Saved entries:
........
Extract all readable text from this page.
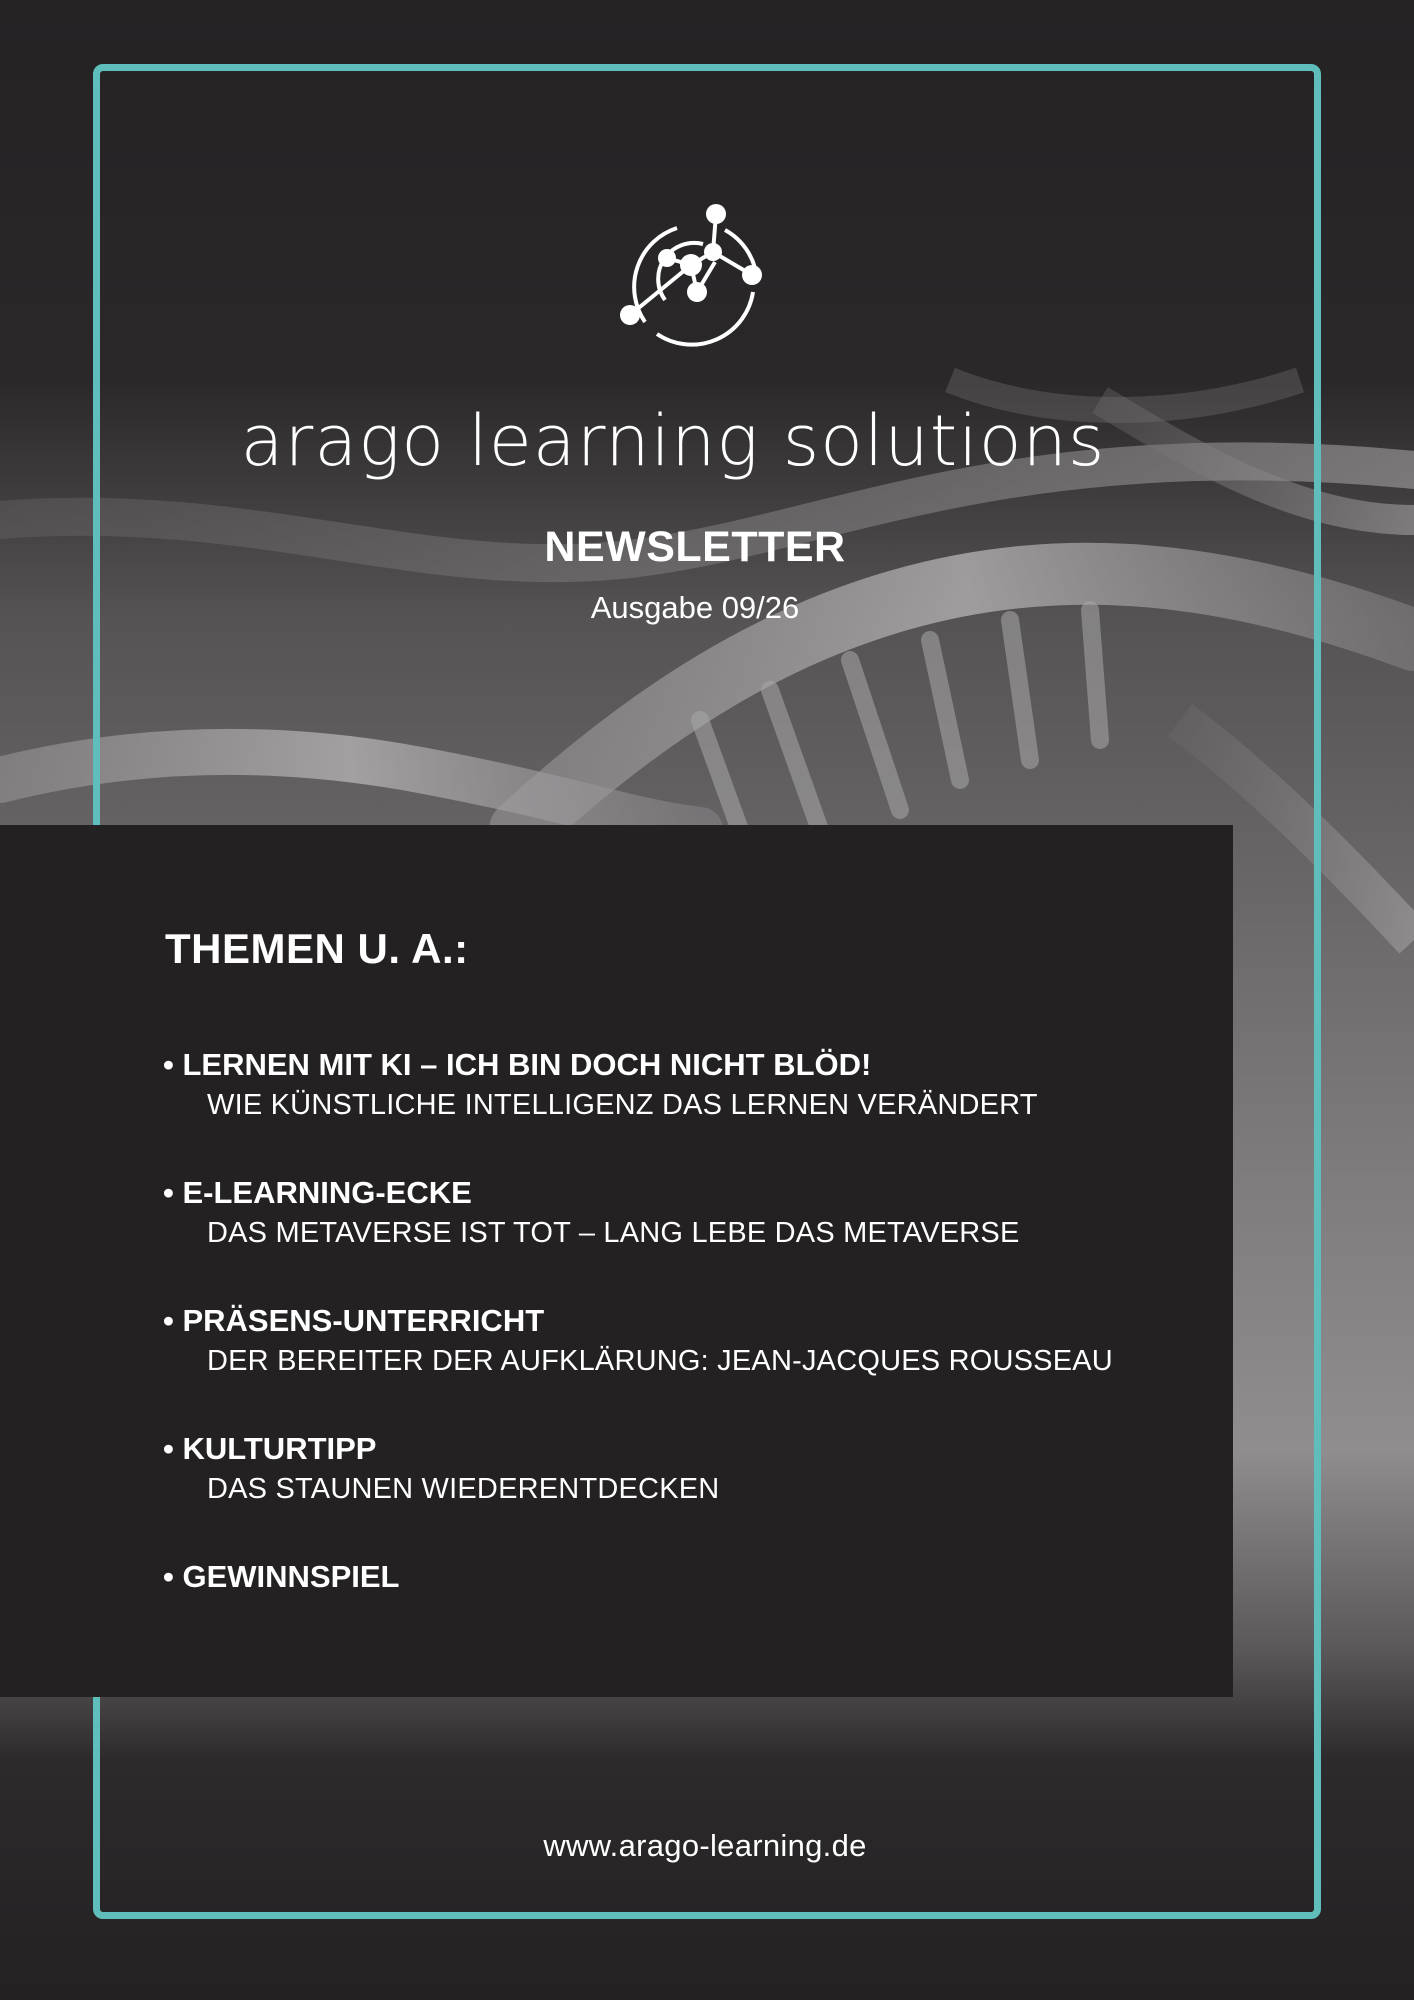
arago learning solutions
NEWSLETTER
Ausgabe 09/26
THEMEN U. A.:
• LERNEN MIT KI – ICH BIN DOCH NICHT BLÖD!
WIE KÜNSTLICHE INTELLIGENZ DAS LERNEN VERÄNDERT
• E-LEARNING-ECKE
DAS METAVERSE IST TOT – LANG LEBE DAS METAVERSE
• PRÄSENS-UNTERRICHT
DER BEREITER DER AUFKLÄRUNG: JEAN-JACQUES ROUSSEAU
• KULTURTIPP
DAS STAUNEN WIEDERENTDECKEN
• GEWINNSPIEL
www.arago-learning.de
........
#### [Directive]
In the lines above, find each one with "arago" and list it.

#### [Output]
arago learning solutions
www.arago-learning.de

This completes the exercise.